> **Dataset excerpt**
+++

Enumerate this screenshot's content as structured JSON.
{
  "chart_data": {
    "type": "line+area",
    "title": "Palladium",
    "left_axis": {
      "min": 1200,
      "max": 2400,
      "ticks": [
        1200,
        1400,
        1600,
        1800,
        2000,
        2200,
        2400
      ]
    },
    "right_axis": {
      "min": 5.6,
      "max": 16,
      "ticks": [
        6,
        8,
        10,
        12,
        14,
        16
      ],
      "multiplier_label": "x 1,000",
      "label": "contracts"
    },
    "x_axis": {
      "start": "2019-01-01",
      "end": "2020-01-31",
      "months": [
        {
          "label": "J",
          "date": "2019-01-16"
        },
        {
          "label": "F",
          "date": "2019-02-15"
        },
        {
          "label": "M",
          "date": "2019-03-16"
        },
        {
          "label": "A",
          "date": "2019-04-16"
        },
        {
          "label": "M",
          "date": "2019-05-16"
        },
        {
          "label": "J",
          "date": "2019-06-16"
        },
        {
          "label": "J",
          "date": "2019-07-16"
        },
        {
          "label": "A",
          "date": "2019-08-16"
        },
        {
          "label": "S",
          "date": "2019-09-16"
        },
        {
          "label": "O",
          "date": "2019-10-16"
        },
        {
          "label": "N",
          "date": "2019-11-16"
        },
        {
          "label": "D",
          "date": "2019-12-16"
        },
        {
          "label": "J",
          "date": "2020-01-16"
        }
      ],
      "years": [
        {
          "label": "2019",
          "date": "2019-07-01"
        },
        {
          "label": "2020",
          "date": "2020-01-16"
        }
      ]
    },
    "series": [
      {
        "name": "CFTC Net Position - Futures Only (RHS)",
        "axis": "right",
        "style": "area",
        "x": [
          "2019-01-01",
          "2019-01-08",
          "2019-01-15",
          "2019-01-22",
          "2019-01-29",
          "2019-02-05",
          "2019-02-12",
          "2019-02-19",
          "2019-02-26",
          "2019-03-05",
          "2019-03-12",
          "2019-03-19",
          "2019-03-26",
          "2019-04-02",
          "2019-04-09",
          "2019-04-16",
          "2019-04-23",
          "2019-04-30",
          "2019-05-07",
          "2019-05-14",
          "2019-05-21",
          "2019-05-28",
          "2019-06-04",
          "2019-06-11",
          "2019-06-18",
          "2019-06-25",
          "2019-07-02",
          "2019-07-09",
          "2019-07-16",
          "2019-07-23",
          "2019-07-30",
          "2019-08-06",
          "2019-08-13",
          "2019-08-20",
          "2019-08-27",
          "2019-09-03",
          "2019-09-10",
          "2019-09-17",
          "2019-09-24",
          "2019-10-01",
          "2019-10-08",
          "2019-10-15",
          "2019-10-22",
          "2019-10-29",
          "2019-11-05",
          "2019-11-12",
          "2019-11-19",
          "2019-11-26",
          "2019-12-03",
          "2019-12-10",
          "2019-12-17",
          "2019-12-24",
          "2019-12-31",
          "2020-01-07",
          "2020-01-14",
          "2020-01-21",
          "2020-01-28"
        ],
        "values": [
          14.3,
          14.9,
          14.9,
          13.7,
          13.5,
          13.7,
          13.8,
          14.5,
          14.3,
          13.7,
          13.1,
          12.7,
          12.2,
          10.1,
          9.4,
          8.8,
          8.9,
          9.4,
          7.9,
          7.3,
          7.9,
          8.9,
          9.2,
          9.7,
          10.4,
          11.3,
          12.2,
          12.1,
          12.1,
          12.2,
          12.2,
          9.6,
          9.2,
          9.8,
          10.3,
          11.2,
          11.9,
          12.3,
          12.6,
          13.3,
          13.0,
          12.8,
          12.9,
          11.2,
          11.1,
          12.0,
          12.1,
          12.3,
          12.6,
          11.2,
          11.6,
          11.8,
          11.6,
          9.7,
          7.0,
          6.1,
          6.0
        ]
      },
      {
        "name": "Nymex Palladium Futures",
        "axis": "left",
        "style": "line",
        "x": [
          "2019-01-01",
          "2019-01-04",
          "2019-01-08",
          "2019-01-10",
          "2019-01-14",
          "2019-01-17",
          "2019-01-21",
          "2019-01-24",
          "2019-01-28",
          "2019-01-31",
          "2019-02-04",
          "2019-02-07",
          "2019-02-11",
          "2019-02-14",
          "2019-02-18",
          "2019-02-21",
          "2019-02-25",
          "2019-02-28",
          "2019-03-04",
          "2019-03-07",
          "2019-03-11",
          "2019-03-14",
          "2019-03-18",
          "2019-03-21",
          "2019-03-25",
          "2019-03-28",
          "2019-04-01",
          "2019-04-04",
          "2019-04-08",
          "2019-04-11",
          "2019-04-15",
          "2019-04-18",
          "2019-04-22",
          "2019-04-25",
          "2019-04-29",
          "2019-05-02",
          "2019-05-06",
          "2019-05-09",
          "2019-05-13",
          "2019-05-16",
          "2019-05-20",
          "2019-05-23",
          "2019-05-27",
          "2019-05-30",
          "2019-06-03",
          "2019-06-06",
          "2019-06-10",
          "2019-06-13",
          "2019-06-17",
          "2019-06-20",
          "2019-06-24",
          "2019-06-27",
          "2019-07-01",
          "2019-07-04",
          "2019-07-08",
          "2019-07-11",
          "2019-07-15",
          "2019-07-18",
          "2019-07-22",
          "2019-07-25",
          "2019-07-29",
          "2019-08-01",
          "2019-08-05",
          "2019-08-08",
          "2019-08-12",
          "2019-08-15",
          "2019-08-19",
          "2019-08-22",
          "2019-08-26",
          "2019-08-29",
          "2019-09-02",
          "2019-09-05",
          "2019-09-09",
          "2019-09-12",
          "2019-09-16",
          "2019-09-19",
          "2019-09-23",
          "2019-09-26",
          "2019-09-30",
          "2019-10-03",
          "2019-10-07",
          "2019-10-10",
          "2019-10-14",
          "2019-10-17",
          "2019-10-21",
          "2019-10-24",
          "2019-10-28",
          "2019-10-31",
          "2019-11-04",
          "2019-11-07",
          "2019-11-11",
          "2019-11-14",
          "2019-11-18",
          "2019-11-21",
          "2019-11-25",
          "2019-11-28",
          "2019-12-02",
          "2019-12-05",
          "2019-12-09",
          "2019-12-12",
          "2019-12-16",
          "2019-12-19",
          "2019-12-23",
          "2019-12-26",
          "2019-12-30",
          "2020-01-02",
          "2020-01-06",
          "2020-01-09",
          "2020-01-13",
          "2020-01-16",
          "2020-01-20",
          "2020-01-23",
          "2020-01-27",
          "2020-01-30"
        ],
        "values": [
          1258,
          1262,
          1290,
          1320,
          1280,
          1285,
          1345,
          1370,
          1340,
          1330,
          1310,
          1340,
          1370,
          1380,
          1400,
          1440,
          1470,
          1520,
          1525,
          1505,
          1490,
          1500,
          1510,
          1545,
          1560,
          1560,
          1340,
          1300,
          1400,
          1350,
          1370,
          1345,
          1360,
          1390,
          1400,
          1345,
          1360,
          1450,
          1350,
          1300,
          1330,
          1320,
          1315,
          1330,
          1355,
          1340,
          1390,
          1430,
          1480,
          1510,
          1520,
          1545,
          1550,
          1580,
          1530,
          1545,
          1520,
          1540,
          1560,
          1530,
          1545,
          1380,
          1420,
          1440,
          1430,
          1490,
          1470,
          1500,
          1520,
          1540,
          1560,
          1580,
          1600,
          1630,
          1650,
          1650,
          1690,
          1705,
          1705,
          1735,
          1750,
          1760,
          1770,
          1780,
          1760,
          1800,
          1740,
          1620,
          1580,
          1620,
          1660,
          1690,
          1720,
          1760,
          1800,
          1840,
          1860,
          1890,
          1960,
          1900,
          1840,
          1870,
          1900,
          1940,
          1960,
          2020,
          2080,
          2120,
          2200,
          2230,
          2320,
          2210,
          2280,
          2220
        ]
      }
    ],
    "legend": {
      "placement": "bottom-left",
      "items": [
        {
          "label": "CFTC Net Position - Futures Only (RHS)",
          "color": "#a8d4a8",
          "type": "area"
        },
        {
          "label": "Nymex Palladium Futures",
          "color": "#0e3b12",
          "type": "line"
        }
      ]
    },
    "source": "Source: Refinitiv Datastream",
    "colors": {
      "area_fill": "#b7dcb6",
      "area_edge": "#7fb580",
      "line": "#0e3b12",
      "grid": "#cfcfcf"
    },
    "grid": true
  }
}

+++

> **What you are asked to do**
Copy every line above in which the string "Palladium" shows up.

> **Task answer**
    "title": "Palladium",
        "name": "Nymex Palladium Futures",
          "label": "Nymex Palladium Futures",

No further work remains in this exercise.